— Exercise —
All of the records below must be output exactly, with no pictures carried over.

* * * * * * *

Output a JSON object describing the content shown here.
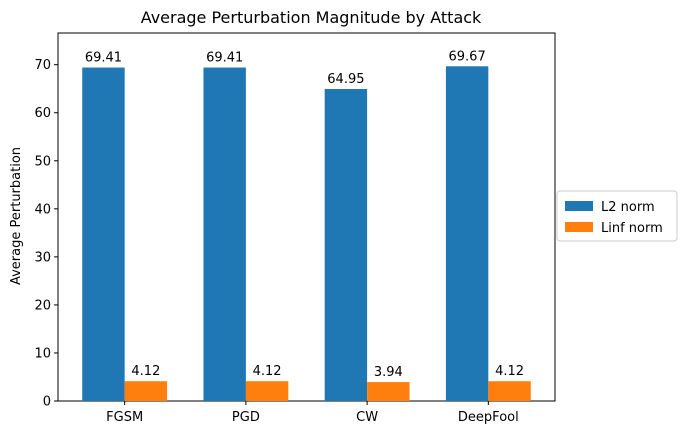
{
  "chart_data": {
    "type": "bar",
    "title": "Average Perturbation Magnitude by Attack",
    "xlabel": "",
    "ylabel": "Average Perturbation",
    "categories": [
      "FGSM",
      "PGD",
      "CW",
      "DeepFool"
    ],
    "series": [
      {
        "name": "L2 norm",
        "color": "#1f77b4",
        "values": [
          69.41,
          69.41,
          64.95,
          69.67
        ],
        "labels": [
          "69.41",
          "69.41",
          "64.95",
          "69.67"
        ]
      },
      {
        "name": "Linf norm",
        "color": "#ff7f0e",
        "values": [
          4.12,
          4.12,
          3.94,
          4.12
        ],
        "labels": [
          "4.12",
          "4.12",
          "3.94",
          "4.12"
        ]
      }
    ],
    "ylim": [
      0,
      76.6
    ],
    "yticks": [
      0,
      10,
      20,
      30,
      40,
      50,
      60,
      70
    ],
    "grid": false,
    "legend_position": "outside-right"
  }
}
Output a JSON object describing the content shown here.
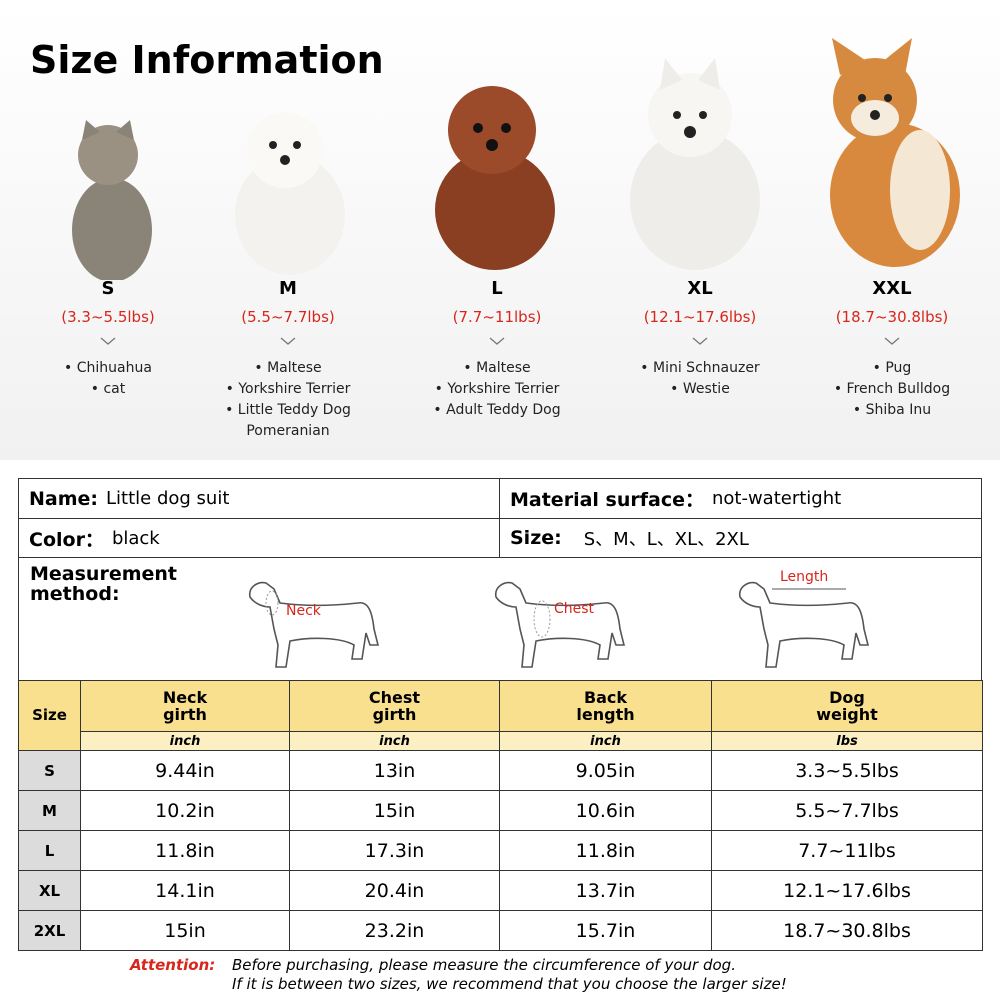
{
  "header": {
    "title": "Size Information"
  },
  "sizes": [
    {
      "size": "S",
      "weight": "(3.3~5.5lbs)",
      "breeds": [
        "• Chihuahua",
        "• cat"
      ]
    },
    {
      "size": "M",
      "weight": "(5.5~7.7lbs)",
      "breeds": [
        "• Maltese",
        "• Yorkshire Terrier",
        "• Little Teddy Dog",
        "Pomeranian"
      ]
    },
    {
      "size": "L",
      "weight": "(7.7~11lbs)",
      "breeds": [
        "• Maltese",
        "• Yorkshire Terrier",
        "• Adult Teddy Dog"
      ]
    },
    {
      "size": "XL",
      "weight": "(12.1~17.6lbs)",
      "breeds": [
        "• Mini Schnauzer",
        "• Westie"
      ]
    },
    {
      "size": "XXL",
      "weight": "(18.7~30.8lbs)",
      "breeds": [
        "• Pug",
        "• French Bulldog",
        "• Shiba Inu"
      ]
    }
  ],
  "info": {
    "name_label": "Name:",
    "name": "Little dog suit",
    "material_label": "Material surface：",
    "material": "not-watertight",
    "color_label": "Color：",
    "color": "black",
    "size_label": "Size:",
    "size": "S、M、L、XL、2XL",
    "measurement_label": [
      "Measurement",
      "method:"
    ]
  },
  "diagrams": [
    "Neck",
    "Chest",
    "Length"
  ],
  "table": {
    "columns": [
      "Size",
      "Neck girth",
      "Chest girth",
      "Back length",
      "Dog weight"
    ],
    "units": [
      "inch",
      "inch",
      "inch",
      "lbs"
    ],
    "rows": [
      [
        "S",
        "9.44in",
        "13in",
        "9.05in",
        "3.3~5.5lbs"
      ],
      [
        "M",
        "10.2in",
        "15in",
        "10.6in",
        "5.5~7.7lbs"
      ],
      [
        "L",
        "11.8in",
        "17.3in",
        "11.8in",
        "7.7~11lbs"
      ],
      [
        "XL",
        "14.1in",
        "20.4in",
        "13.7in",
        "12.1~17.6lbs"
      ],
      [
        "2XL",
        "15in",
        "23.2in",
        "15.7in",
        "18.7~30.8lbs"
      ]
    ]
  },
  "attention": {
    "label": "Attention:",
    "lines": [
      "Before purchasing, please measure the circumference of your dog.",
      "If it is between two sizes, we recommend that you choose the larger size!"
    ]
  }
}
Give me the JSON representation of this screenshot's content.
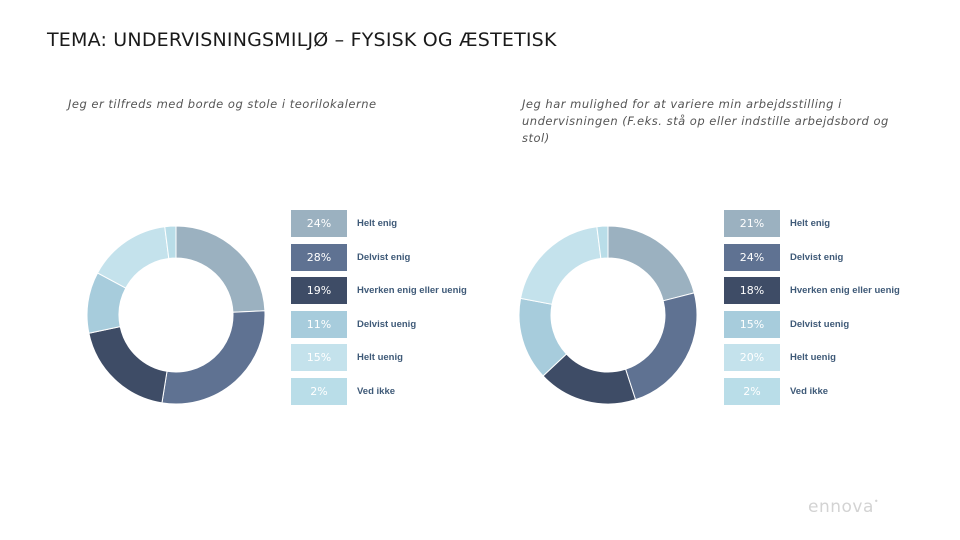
{
  "page": {
    "title": "TEMA: UNDERVISNINGSMILJØ – FYSISK OG ÆSTETISK"
  },
  "brand": {
    "logo_text": "ennova",
    "logo_mark": "•"
  },
  "chart_data": [
    {
      "type": "pie",
      "subtype": "donut",
      "title": "Jeg er tilfreds med borde og stole i teorilokalerne",
      "categories": [
        "Helt enig",
        "Delvist enig",
        "Hverken enig eller uenig",
        "Delvist uenig",
        "Helt uenig",
        "Ved ikke"
      ],
      "values": [
        24,
        28,
        19,
        11,
        15,
        2
      ],
      "labels": [
        "24%",
        "28%",
        "19%",
        "11%",
        "15%",
        "2%"
      ],
      "colors": [
        "#9bb1c0",
        "#5f7292",
        "#3e4c66",
        "#a7ccdc",
        "#c4e2ec",
        "#b9dde8"
      ],
      "legend": "right",
      "start_angle_deg": 0,
      "direction": "clockwise"
    },
    {
      "type": "pie",
      "subtype": "donut",
      "title": "Jeg har mulighed for at variere min arbejdsstilling i undervisningen (F.eks. stå op eller indstille arbejdsbord og stol)",
      "categories": [
        "Helt enig",
        "Delvist enig",
        "Hverken enig eller uenig",
        "Delvist uenig",
        "Helt uenig",
        "Ved ikke"
      ],
      "values": [
        21,
        24,
        18,
        15,
        20,
        2
      ],
      "labels": [
        "21%",
        "24%",
        "18%",
        "15%",
        "20%",
        "2%"
      ],
      "colors": [
        "#9bb1c0",
        "#5f7292",
        "#3e4c66",
        "#a7ccdc",
        "#c4e2ec",
        "#b9dde8"
      ],
      "legend": "right",
      "start_angle_deg": 0,
      "direction": "clockwise"
    }
  ]
}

* * * * * * *

— Complete answer —
Output a JSON object describing the content shown here.
{
  "chart_data": {
    "type": "bar",
    "title": "Average Perturbation Magnitude by Attack",
    "xlabel": "",
    "ylabel": "Average Perturbation",
    "categories": [
      "FGSM",
      "PGD",
      "CW",
      "DeepFool"
    ],
    "series": [
      {
        "name": "L2 norm",
        "color": "#1f77b4",
        "values": [
          69.41,
          69.41,
          64.95,
          69.67
        ],
        "labels": [
          "69.41",
          "69.41",
          "64.95",
          "69.67"
        ]
      },
      {
        "name": "Linf norm",
        "color": "#ff7f0e",
        "values": [
          4.12,
          4.12,
          3.94,
          4.12
        ],
        "labels": [
          "4.12",
          "4.12",
          "3.94",
          "4.12"
        ]
      }
    ],
    "ylim": [
      0,
      76.6
    ],
    "yticks": [
      0,
      10,
      20,
      30,
      40,
      50,
      60,
      70
    ],
    "grid": false,
    "legend_position": "outside-right"
  }
}
Output a JSON object describing the content shown here.
{
  "header": {
    "title": "Size Information"
  },
  "sizes": [
    {
      "size": "S",
      "weight": "(3.3~5.5lbs)",
      "breeds": [
        "• Chihuahua",
        "• cat"
      ]
    },
    {
      "size": "M",
      "weight": "(5.5~7.7lbs)",
      "breeds": [
        "• Maltese",
        "• Yorkshire Terrier",
        "• Little Teddy Dog",
        "Pomeranian"
      ]
    },
    {
      "size": "L",
      "weight": "(7.7~11lbs)",
      "breeds": [
        "• Maltese",
        "• Yorkshire Terrier",
        "• Adult Teddy Dog"
      ]
    },
    {
      "size": "XL",
      "weight": "(12.1~17.6lbs)",
      "breeds": [
        "• Mini Schnauzer",
        "• Westie"
      ]
    },
    {
      "size": "XXL",
      "weight": "(18.7~30.8lbs)",
      "breeds": [
        "• Pug",
        "• French Bulldog",
        "• Shiba Inu"
      ]
    }
  ],
  "info": {
    "name_label": "Name:",
    "name": "Little dog suit",
    "material_label": "Material surface：",
    "material": "not-watertight",
    "color_label": "Color：",
    "color": "black",
    "size_label": "Size:",
    "size": "S、M、L、XL、2XL",
    "measurement_label": [
      "Measurement",
      "method:"
    ]
  },
  "diagrams": [
    "Neck",
    "Chest",
    "Length"
  ],
  "table": {
    "columns": [
      "Size",
      "Neck girth",
      "Chest girth",
      "Back length",
      "Dog weight"
    ],
    "units": [
      "inch",
      "inch",
      "inch",
      "lbs"
    ],
    "rows": [
      [
        "S",
        "9.44in",
        "13in",
        "9.05in",
        "3.3~5.5lbs"
      ],
      [
        "M",
        "10.2in",
        "15in",
        "10.6in",
        "5.5~7.7lbs"
      ],
      [
        "L",
        "11.8in",
        "17.3in",
        "11.8in",
        "7.7~11lbs"
      ],
      [
        "XL",
        "14.1in",
        "20.4in",
        "13.7in",
        "12.1~17.6lbs"
      ],
      [
        "2XL",
        "15in",
        "23.2in",
        "15.7in",
        "18.7~30.8lbs"
      ]
    ]
  },
  "attention": {
    "label": "Attention:",
    "lines": [
      "Before purchasing, please measure the circumference of your dog.",
      "If it is between two sizes, we recommend that you choose the larger size!"
    ]
  }
}
Give me the JSON representation of this screenshot's content.
{
  "page": {
    "title": "TEMA: UNDERVISNINGSMILJØ – FYSISK OG ÆSTETISK"
  },
  "brand": {
    "logo_text": "ennova",
    "logo_mark": "•"
  },
  "chart_data": [
    {
      "type": "pie",
      "subtype": "donut",
      "title": "Jeg er tilfreds med borde og stole i teorilokalerne",
      "categories": [
        "Helt enig",
        "Delvist enig",
        "Hverken enig eller uenig",
        "Delvist uenig",
        "Helt uenig",
        "Ved ikke"
      ],
      "values": [
        24,
        28,
        19,
        11,
        15,
        2
      ],
      "labels": [
        "24%",
        "28%",
        "19%",
        "11%",
        "15%",
        "2%"
      ],
      "colors": [
        "#9bb1c0",
        "#5f7292",
        "#3e4c66",
        "#a7ccdc",
        "#c4e2ec",
        "#b9dde8"
      ],
      "legend": "right",
      "start_angle_deg": 0,
      "direction": "clockwise"
    },
    {
      "type": "pie",
      "subtype": "donut",
      "title": "Jeg har mulighed for at variere min arbejdsstilling i undervisningen (F.eks. stå op eller indstille arbejdsbord og stol)",
      "categories": [
        "Helt enig",
        "Delvist enig",
        "Hverken enig eller uenig",
        "Delvist uenig",
        "Helt uenig",
        "Ved ikke"
      ],
      "values": [
        21,
        24,
        18,
        15,
        20,
        2
      ],
      "labels": [
        "21%",
        "24%",
        "18%",
        "15%",
        "20%",
        "2%"
      ],
      "colors": [
        "#9bb1c0",
        "#5f7292",
        "#3e4c66",
        "#a7ccdc",
        "#c4e2ec",
        "#b9dde8"
      ],
      "legend": "right",
      "start_angle_deg": 0,
      "direction": "clockwise"
    }
  ]
}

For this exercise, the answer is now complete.